● **Required task**
Among the lines below, count those containing the word "является". Give the number only.
>>>>>
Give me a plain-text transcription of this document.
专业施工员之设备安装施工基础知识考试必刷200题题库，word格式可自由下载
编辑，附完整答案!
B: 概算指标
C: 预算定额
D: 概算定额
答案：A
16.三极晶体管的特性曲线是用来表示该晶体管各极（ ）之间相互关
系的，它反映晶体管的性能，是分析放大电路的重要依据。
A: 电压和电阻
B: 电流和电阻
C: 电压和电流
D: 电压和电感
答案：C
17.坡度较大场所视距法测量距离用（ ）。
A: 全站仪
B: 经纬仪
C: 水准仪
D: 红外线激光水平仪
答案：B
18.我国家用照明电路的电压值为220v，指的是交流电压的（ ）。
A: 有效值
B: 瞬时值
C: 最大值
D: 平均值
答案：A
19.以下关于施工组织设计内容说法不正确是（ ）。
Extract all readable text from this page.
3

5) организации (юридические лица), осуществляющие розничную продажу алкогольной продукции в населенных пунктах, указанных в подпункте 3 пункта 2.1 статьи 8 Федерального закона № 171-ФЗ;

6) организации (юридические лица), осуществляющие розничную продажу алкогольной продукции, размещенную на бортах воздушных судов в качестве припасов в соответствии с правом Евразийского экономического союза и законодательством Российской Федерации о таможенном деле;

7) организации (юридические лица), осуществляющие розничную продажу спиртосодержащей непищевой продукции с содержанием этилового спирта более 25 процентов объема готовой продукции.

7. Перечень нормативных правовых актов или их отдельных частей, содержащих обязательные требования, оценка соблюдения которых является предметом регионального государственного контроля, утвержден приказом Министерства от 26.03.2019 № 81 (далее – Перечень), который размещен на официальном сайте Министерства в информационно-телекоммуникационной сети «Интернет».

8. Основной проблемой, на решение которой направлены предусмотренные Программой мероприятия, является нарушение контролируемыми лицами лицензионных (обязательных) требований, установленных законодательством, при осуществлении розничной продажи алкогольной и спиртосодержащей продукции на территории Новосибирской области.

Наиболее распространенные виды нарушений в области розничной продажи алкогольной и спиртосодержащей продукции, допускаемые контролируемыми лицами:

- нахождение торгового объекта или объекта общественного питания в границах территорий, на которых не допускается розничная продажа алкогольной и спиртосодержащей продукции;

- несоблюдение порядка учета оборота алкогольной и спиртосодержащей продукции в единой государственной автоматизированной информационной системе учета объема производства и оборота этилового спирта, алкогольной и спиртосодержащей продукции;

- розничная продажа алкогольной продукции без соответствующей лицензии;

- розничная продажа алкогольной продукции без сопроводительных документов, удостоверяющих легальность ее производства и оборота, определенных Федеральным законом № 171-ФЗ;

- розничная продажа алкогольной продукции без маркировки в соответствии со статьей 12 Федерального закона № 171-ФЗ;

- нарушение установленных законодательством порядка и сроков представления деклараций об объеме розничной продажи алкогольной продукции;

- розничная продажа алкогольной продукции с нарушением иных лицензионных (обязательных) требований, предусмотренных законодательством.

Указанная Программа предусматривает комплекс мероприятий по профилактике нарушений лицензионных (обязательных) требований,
<<<<<
● **Task response**
2